= Short exercise =
Your task is to reproduce the material exactly.

= Listing =
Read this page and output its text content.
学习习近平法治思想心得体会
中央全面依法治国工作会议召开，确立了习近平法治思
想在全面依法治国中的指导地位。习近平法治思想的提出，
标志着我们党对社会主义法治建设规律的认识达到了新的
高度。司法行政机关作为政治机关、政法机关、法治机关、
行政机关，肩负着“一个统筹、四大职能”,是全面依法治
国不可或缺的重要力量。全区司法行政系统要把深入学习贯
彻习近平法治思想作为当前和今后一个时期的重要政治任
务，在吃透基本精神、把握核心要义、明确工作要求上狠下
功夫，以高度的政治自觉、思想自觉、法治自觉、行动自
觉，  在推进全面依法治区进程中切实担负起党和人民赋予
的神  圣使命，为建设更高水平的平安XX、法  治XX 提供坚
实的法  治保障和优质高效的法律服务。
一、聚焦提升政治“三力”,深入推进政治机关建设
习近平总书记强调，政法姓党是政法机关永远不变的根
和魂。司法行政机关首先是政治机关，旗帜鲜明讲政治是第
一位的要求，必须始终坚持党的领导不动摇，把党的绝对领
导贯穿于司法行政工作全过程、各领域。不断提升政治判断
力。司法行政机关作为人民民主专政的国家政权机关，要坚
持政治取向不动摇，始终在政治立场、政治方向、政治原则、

= Answer for the task =
Read this page and output its text content.
学习习近平法治思想心得体会
中央全面依法治国工作会议召开，确立了习近平法治思
想在全面依法治国中的指导地位。习近平法治思想的提出，
标志着我们党对社会主义法治建设规律的认识达到了新的
高度。司法行政机关作为政治机关、政法机关、法治机关、
行政机关，肩负着“一个统筹、四大职能”,是全面依法治
国不可或缺的重要力量。全区司法行政系统要把深入学习贯
彻习近平法治思想作为当前和今后一个时期的重要政治任
务，在吃透基本精神、把握核心要义、明确工作要求上狠下
功夫，以高度的政治自觉、思想自觉、法治自觉、行动自
觉，  在推进全面依法治区进程中切实担负起党和人民赋予
的神  圣使命，为建设更高水平的平安XX、法  治XX 提供坚
实的法  治保障和优质高效的法律服务。
一、聚焦提升政治“三力”,深入推进政治机关建设
习近平总书记强调，政法姓党是政法机关永远不变的根
和魂。司法行政机关首先是政治机关，旗帜鲜明讲政治是第
一位的要求，必须始终坚持党的领导不动摇，把党的绝对领
导贯穿于司法行政工作全过程、各领域。不断提升政治判断
力。司法行政机关作为人民民主专政的国家政权机关，要坚
持政治取向不动摇，始终在政治立场、政治方向、政治原则、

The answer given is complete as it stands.